SET OF TASKS:
• a. Reproduce everything in the fabrication-steps text from "The thicker dielectric" down to "or 5 microns.".
• b. Answer these from the fabrication-steps text:
(i) What crystal orientation does the single crystal silicon substrate have?
(ii) At approximately what temperature is the silicon nitride layer 14 deposited?
(iii) What compound is decomposed at 550 C to produce the dielectric layer 15?

SUPPLIED TEXT:
━━━━

The substrate is a single crystal silicon (111) oriented, cut and lapped, and polished with a mixture of hydrofluoric, nitric and acetic acids saturated with iodine. The thin silicon dioxide film 13 is steam grown at l,050 C. The film thickness may vary from one hundred to several thousand angstroms. However, in the structure shown a thickness of 200 A. to 1,000 A. is most suitable. The film 13 may be deposited by other methods such as the decomposition of tetraethoxysilane or by a plasma process such as that described in US. Patent 3,287,243, issued Nov. 22, 1966 to J. R. Ligenza, or application Ser. No. 576,654, filed Sept. 1, 1966 by A. Androshuk and W. C. Erdman. However, films grown by steam oxidation are generally acknowledged to be particularly suitable for devices of this kind. It is significant to note that the typical prior art technique for making FET devices requires that the silicon dioxide film that serves as the diffusion mask must be removed after diffusion and a new film produced to serve as gate insulator. This is done because of the degradation of the insulating properties of the original oxide film during exposure to the diffusion ambient. This requirement for producing a new gate insulating film late in the process sequence mitigates against obtaining a film of sufficiently high purity to behave in a well-controlled manner. In the present invention the gate insulator film is produced at the beginning of the processing sequence on a substrate surface which is as clean as the present state of the art permits (see United States Patent 3,224,904) and is protected during the diffusion by the deposited silicon film.
In Step 2 a layer 14 of silicon nitride is deposited on the oxide layer 13. This layer is deposited by pyrolytic decomposition of silane and ammonia at approximately 1,000 C. Alternatively it may be deposited by one of the plasma techniques referred to above. A thorough treatment of a suitable pyrolytic technique is described in US. application, Ser. No. 577,208, filed Sept. 6, 1966 by M. J. Grieco, B. Schwartz and F. L. Worthing. The thickness of the layer 14 is comparable to that of layer 13. The two insulating layers 13 and 14 ultimately form the intermediate layer of the MIS device. The total thickness of these films is preferably within the range of 400 A. to 4,000 A. Several effective devices have been made with layer 13, 600 A. thick and layer 14, 400 A. thick. The use of a combined silicon dioxide-silicon nitride layer has been found to improve the electrical characteristics of the gate by lowering the threshold voltage and improving its stability. However, a single homogeneous layer of silicon nitride would also be effective. Other insulating materials such as aluminum oxide, aluminum nitride, beryllium oxide and composite layers including these materials as well as other dielectrics would also be useful in the gate structure.
The thicker dielectric layer 15 provides an electrically isolated surface on which to deposit conductive paths to minimize parasitic capacitance. In this specific example this layer is silicon dioxide approximately 10,000 A. thick and produced by the decomposition of tetraethoxysilane at 550 C. At this temperature approximately seven and one-half hours are required to deposit the film. Again the technique used for depositing the layer is not critical. The methods discussed in connection with the formation of layer 13 can be used also. Since this coating ultimately serves only a separator function its thickness is not critical. At least 2,000 A. would be a reasonable minimum and no useful purpose would appear to be served by extending the deposit beyond 4 or 5 microns.

━━━━

DATASET EXTRACT:
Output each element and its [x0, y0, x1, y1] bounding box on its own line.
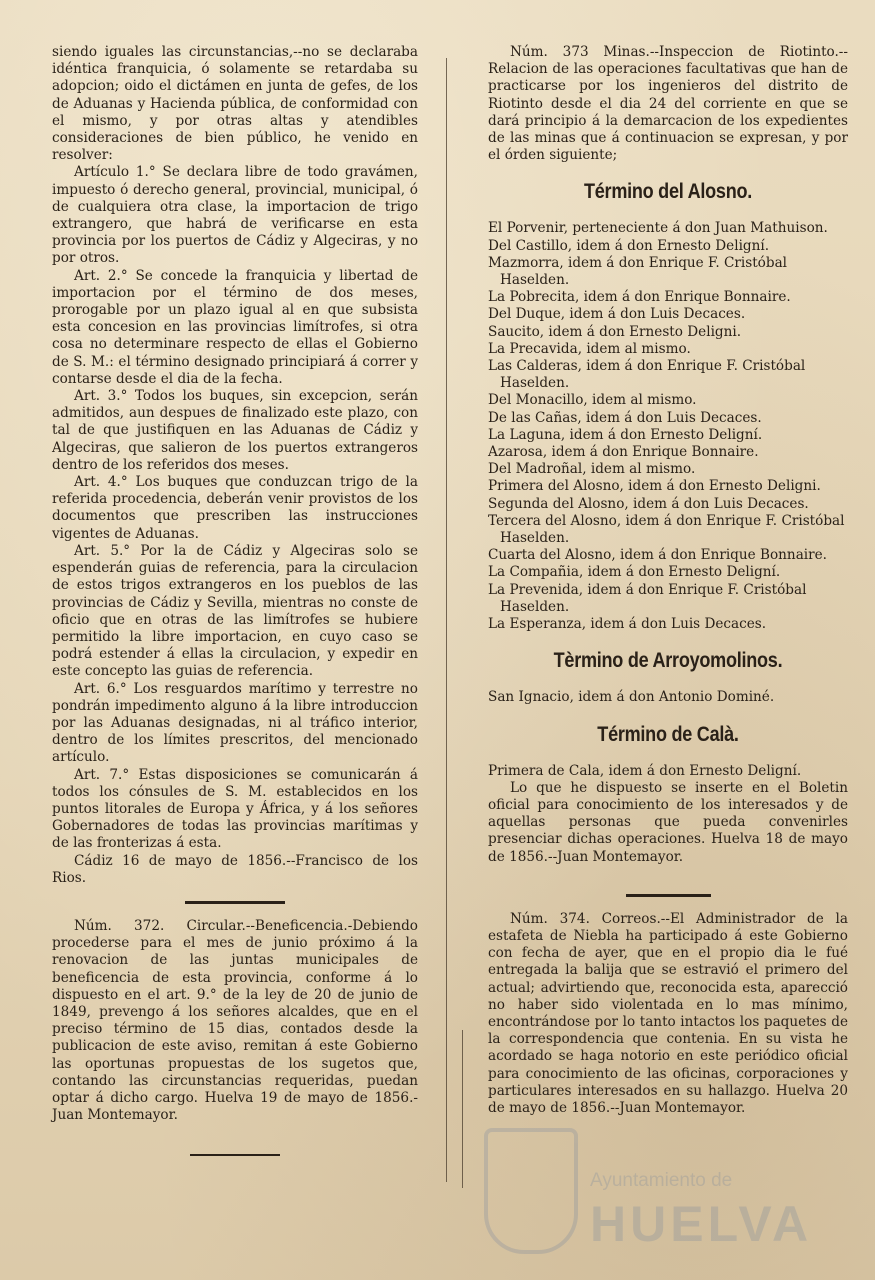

━━━━

ANSWERS:
• a.
The thicker dielectric layer 15 provides an electrically isolated surface on which to deposit conductive paths to minimize parasitic capacitance. In this specific example this layer is silicon dioxide approximately 10,000 A. thick and produced by the decomposition of tetraethoxysilane at 550 C. At this temperature approximately seven and one-half hours are required to deposit the film. Again the technique used for depositing the layer is not critical. The methods discussed in connection with the formation of layer 13 can be used also. Since this coating ultimately serves only a separator function its thickness is not critical. At least 2,000 A. would be a reasonable minimum and no useful purpose would appear to be served by extending the deposit beyond 4 or 5 microns.

• b.
(i) (111)
(ii) Approximately 1,000 C
(iii) Tetraethoxysilane